= What is expected =
Single out the lines that include the word "государственный". Copy them.

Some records
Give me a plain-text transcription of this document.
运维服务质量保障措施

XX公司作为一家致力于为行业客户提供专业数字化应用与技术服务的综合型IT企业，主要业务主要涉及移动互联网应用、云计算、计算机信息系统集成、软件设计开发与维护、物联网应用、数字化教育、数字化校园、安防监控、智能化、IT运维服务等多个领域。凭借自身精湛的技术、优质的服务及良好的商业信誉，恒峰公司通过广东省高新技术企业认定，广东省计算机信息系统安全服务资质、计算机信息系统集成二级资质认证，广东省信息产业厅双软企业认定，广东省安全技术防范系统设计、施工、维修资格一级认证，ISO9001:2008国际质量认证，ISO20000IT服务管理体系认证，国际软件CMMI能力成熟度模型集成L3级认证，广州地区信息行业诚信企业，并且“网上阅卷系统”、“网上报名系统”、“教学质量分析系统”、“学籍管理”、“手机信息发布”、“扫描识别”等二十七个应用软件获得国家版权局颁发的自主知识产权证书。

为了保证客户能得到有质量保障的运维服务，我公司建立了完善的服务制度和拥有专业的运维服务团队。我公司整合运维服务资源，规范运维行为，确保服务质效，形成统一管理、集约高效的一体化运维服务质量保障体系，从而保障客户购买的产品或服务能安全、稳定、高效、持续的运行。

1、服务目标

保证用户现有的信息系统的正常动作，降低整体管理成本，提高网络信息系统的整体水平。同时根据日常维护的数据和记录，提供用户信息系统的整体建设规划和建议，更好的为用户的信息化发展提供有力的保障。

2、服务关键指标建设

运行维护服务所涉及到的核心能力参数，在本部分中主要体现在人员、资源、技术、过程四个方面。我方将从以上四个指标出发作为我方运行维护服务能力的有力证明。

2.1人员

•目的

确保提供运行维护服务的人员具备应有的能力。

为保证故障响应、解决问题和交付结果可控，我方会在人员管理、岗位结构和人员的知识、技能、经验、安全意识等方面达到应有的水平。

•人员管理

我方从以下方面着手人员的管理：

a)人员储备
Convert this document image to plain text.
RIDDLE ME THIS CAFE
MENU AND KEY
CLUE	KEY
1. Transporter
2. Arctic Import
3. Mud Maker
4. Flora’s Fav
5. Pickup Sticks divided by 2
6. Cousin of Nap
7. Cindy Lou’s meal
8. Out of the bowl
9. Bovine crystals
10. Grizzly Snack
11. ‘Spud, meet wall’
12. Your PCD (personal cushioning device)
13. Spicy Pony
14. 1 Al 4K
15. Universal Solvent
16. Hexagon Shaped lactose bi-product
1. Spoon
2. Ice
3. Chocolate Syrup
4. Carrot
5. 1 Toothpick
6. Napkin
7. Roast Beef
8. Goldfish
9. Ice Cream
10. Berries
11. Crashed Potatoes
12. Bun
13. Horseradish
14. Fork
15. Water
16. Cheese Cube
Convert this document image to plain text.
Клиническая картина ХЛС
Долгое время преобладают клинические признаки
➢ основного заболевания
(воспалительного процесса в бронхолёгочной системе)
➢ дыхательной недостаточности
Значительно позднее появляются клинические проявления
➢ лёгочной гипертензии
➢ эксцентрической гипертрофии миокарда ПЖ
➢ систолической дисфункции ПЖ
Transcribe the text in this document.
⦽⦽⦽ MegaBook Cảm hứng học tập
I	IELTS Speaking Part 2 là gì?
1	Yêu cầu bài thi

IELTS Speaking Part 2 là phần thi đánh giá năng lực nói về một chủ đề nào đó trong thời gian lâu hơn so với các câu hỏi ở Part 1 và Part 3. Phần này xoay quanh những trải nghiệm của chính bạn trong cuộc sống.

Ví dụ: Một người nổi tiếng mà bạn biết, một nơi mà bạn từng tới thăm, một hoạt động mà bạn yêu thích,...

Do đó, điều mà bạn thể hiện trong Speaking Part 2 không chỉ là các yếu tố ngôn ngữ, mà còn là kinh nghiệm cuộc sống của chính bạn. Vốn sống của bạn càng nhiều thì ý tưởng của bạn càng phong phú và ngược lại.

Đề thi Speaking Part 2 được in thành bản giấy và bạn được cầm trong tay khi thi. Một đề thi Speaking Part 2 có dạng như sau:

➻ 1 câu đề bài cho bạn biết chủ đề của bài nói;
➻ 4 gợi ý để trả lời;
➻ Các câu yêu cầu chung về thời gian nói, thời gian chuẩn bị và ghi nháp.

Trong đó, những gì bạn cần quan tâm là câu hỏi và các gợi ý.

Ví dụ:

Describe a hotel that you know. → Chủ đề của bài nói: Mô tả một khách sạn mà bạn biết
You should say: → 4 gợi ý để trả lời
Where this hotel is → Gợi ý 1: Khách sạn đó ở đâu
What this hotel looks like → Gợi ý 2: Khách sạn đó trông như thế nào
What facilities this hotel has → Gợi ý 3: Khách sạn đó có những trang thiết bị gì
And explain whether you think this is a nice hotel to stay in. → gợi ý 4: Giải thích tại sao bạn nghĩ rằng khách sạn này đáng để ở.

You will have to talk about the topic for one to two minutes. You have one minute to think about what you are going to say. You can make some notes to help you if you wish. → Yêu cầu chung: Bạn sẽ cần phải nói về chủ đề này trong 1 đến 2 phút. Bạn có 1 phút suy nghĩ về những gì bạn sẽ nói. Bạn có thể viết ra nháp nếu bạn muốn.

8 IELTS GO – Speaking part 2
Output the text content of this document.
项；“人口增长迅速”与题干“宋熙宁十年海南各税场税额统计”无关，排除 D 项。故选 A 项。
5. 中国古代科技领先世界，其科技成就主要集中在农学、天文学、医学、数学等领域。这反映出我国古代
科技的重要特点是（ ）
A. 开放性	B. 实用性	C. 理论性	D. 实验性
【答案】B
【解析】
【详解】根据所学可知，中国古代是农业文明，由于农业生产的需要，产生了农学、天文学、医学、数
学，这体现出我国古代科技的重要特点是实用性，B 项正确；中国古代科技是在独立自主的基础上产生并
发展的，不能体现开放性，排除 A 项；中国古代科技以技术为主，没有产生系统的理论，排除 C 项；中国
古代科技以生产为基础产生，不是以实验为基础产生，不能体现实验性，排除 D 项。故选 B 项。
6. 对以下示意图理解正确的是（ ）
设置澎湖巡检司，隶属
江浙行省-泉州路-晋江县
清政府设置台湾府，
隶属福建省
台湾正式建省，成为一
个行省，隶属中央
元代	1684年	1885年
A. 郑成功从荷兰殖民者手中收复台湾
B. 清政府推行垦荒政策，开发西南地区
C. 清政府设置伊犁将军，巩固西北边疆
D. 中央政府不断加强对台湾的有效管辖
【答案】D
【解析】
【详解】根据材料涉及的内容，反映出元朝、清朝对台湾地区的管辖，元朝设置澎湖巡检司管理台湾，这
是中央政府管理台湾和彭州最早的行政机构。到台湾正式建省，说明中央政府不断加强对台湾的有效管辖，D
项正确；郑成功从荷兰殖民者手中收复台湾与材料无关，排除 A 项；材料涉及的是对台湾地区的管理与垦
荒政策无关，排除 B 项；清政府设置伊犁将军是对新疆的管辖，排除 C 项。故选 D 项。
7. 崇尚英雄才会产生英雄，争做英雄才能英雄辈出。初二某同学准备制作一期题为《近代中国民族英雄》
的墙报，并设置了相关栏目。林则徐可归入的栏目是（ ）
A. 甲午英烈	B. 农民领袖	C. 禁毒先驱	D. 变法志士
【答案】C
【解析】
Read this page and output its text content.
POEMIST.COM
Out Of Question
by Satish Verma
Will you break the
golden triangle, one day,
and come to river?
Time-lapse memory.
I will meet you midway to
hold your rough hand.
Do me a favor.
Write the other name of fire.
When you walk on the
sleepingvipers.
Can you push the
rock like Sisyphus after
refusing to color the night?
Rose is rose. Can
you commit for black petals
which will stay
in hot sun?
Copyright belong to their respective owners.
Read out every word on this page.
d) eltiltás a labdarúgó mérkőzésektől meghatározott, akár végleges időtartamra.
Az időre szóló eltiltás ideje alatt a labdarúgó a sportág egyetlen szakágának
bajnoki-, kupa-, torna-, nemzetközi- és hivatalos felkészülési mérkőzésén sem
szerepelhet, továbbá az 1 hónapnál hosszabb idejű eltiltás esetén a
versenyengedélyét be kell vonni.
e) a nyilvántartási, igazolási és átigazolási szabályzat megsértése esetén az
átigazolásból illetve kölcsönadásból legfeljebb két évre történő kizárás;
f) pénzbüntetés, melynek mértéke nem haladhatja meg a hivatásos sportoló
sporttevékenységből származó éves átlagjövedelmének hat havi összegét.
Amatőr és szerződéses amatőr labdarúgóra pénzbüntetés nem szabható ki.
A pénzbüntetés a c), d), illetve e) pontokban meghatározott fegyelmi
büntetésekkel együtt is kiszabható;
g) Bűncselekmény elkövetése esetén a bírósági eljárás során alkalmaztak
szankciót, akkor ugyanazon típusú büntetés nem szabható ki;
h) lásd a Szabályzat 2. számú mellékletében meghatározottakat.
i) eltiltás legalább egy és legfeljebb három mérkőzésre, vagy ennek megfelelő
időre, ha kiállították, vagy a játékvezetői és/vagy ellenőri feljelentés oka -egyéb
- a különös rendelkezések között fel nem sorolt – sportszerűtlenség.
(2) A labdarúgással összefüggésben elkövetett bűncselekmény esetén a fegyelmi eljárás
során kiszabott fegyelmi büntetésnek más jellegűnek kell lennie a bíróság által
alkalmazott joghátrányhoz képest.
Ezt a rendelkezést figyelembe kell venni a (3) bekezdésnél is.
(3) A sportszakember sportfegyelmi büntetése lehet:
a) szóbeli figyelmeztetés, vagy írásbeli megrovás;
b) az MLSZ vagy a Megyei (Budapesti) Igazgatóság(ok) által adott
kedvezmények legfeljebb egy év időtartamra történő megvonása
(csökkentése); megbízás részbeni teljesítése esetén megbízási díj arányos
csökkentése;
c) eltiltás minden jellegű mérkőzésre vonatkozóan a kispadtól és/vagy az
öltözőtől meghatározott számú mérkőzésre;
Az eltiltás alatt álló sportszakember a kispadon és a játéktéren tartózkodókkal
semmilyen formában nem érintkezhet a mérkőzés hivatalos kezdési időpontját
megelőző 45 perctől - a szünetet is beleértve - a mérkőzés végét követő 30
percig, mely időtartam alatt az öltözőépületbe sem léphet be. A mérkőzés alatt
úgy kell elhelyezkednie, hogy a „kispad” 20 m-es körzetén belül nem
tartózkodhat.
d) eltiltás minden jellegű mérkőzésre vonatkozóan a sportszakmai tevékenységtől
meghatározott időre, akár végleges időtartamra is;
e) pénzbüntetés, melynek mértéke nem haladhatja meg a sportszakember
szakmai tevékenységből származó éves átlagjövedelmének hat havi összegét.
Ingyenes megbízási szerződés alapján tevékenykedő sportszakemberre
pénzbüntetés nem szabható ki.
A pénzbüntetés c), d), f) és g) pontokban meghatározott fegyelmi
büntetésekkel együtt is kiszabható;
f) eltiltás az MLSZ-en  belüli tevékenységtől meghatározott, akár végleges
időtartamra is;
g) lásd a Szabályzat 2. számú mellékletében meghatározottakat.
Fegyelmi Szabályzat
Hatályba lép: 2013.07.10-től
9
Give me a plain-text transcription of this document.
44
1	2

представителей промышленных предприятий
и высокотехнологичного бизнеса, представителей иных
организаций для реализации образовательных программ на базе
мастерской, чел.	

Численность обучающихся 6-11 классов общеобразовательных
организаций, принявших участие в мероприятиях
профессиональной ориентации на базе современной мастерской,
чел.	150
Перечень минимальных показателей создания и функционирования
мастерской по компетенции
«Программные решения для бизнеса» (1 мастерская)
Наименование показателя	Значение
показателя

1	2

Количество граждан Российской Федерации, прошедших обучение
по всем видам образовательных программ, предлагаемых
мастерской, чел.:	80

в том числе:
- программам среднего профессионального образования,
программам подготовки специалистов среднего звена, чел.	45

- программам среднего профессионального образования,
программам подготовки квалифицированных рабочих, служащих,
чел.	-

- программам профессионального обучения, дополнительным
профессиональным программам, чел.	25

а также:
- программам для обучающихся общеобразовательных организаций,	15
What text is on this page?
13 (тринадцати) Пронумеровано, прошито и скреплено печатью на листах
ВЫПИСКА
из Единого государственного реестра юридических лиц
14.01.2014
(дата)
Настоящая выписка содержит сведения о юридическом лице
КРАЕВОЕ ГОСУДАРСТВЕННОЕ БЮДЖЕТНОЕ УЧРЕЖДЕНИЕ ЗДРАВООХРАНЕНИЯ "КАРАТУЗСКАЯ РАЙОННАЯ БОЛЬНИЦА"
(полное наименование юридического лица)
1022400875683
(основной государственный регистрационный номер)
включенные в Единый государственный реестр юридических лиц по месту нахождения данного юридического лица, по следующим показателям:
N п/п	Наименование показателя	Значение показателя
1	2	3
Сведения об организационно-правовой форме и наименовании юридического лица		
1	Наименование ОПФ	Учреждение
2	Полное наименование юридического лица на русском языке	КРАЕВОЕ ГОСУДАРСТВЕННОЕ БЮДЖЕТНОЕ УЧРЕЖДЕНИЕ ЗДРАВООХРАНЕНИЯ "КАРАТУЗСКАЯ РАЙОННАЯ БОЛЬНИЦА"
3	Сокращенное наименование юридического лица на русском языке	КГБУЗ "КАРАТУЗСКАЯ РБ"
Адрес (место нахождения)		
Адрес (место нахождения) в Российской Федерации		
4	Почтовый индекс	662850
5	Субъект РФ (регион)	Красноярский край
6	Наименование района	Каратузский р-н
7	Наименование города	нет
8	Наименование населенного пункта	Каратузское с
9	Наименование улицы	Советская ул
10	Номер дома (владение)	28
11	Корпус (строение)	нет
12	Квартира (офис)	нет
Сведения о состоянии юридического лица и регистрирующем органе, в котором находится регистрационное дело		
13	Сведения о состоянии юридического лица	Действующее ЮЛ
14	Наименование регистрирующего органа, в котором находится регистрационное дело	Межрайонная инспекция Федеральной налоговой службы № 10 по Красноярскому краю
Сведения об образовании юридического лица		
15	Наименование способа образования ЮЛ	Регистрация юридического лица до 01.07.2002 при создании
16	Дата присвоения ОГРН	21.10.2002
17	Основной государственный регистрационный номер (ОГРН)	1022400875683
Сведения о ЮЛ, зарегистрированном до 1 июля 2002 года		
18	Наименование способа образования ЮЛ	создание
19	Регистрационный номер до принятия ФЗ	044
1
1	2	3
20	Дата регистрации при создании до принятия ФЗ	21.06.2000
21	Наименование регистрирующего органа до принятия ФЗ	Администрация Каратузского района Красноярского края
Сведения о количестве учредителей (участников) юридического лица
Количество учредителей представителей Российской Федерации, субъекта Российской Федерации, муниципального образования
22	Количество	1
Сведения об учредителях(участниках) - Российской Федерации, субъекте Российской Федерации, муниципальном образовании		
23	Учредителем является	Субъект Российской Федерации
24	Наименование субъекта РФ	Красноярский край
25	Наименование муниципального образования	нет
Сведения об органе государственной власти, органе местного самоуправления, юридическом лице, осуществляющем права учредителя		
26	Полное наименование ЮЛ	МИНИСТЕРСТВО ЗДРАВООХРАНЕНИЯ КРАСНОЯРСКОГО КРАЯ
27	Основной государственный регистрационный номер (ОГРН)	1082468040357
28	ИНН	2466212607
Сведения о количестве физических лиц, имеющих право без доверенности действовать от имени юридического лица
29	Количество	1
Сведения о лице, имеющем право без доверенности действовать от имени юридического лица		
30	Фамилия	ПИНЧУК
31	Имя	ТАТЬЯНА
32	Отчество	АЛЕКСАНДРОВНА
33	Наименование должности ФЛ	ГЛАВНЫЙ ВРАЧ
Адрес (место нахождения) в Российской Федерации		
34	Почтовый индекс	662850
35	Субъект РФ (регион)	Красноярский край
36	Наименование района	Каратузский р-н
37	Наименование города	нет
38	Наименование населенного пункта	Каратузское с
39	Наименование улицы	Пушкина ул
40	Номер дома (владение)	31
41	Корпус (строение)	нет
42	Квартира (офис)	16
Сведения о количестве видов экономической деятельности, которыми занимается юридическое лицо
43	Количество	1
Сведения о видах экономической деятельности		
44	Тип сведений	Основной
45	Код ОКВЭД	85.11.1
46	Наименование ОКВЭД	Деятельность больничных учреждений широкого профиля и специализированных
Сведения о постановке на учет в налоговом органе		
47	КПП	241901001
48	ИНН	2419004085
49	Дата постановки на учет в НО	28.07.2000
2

= The answer =
(основной государственный регистрационный номер)
включенные в Единый государственный реестр юридических лиц по месту нахождения данного юридического лица, по следующим показателям:
17	Основной государственный регистрационный номер (ОГРН)	1022400875683
27	Основной государственный регистрационный номер (ОГРН)	1082468040357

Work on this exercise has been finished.